§ **What this task involves**
Reproduce the material word for word; the images stay out.

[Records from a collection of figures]
┌────────
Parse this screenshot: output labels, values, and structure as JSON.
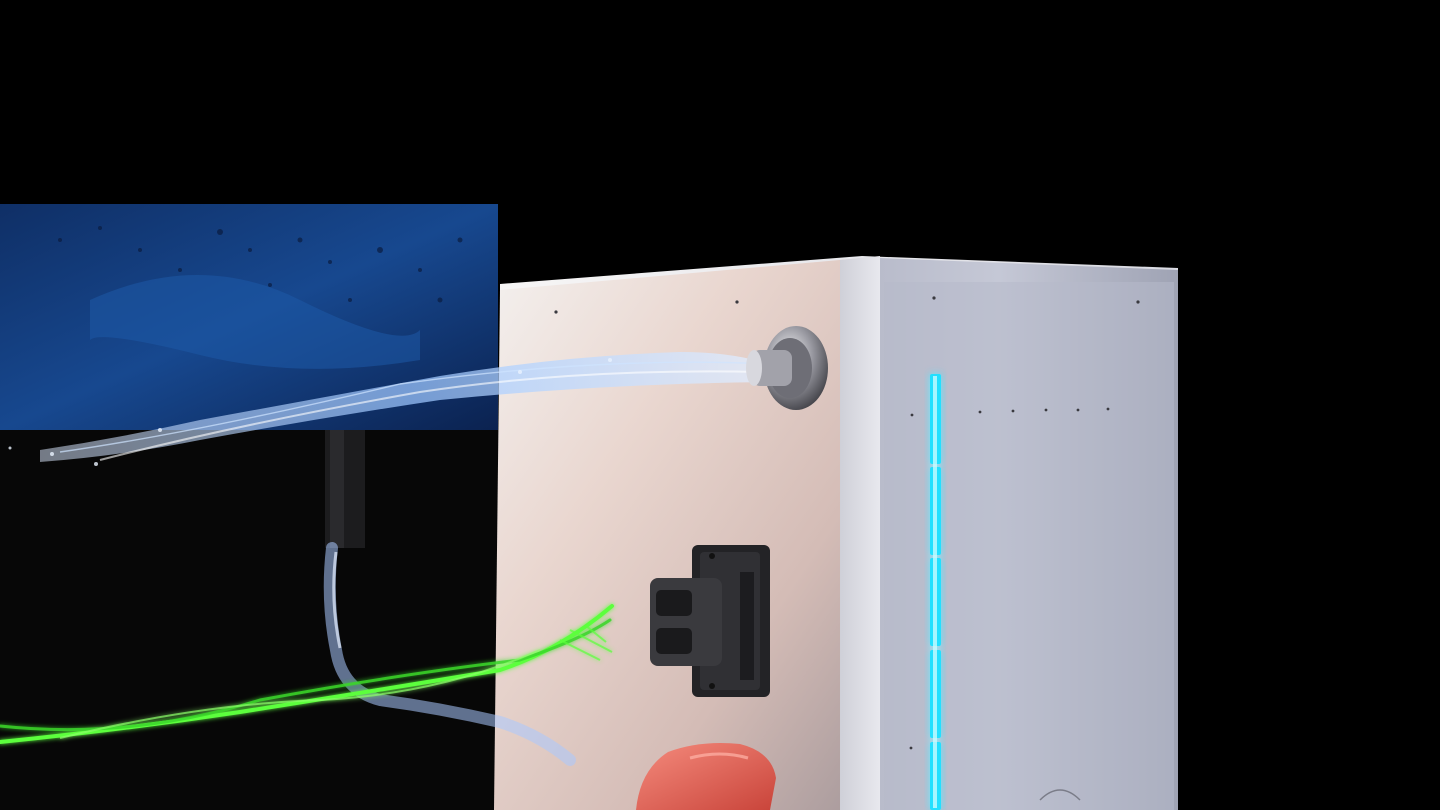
{
  "scene": {
    "type": "3d-render",
    "background_color": "#000000",
    "objects": [
      {
        "name": "water-tank",
        "color": "#123a78"
      },
      {
        "name": "battery-cabinet",
        "color": "#c9ccd6"
      },
      {
        "name": "water-stream",
        "color": "#9cc6ff"
      },
      {
        "name": "nozzle",
        "color": "#8e8e96"
      },
      {
        "name": "connector-port",
        "color": "#2a2a2e"
      },
      {
        "name": "led-strip",
        "color": "#22e0ff"
      },
      {
        "name": "power-cable-green",
        "color": "#5cff3c"
      },
      {
        "name": "red-plug",
        "color": "#e65a4c"
      }
    ]
  }
}
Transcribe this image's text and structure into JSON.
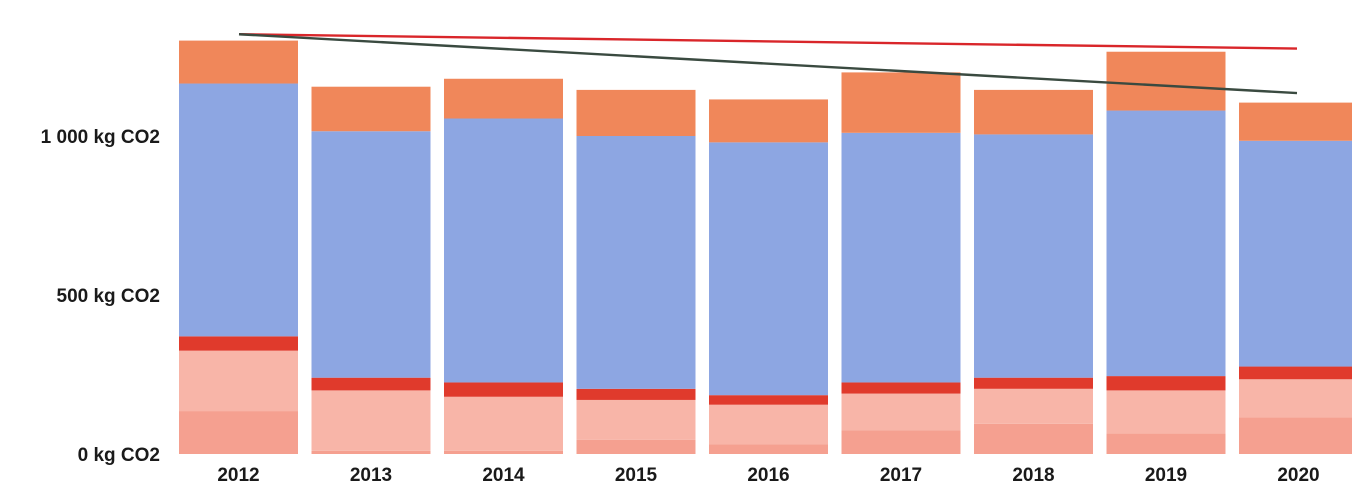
└────────
§ **Response to the exercise**
Parse this screenshot: output labels, values, and structure as JSON.
{
  "scene": {
    "type": "3d-render",
    "background_color": "#000000",
    "objects": [
      {
        "name": "water-tank",
        "color": "#123a78"
      },
      {
        "name": "battery-cabinet",
        "color": "#c9ccd6"
      },
      {
        "name": "water-stream",
        "color": "#9cc6ff"
      },
      {
        "name": "nozzle",
        "color": "#8e8e96"
      },
      {
        "name": "connector-port",
        "color": "#2a2a2e"
      },
      {
        "name": "led-strip",
        "color": "#22e0ff"
      },
      {
        "name": "power-cable-green",
        "color": "#5cff3c"
      },
      {
        "name": "red-plug",
        "color": "#e65a4c"
      }
    ]
  }
}
Transcribe this image's text and structure into JSON.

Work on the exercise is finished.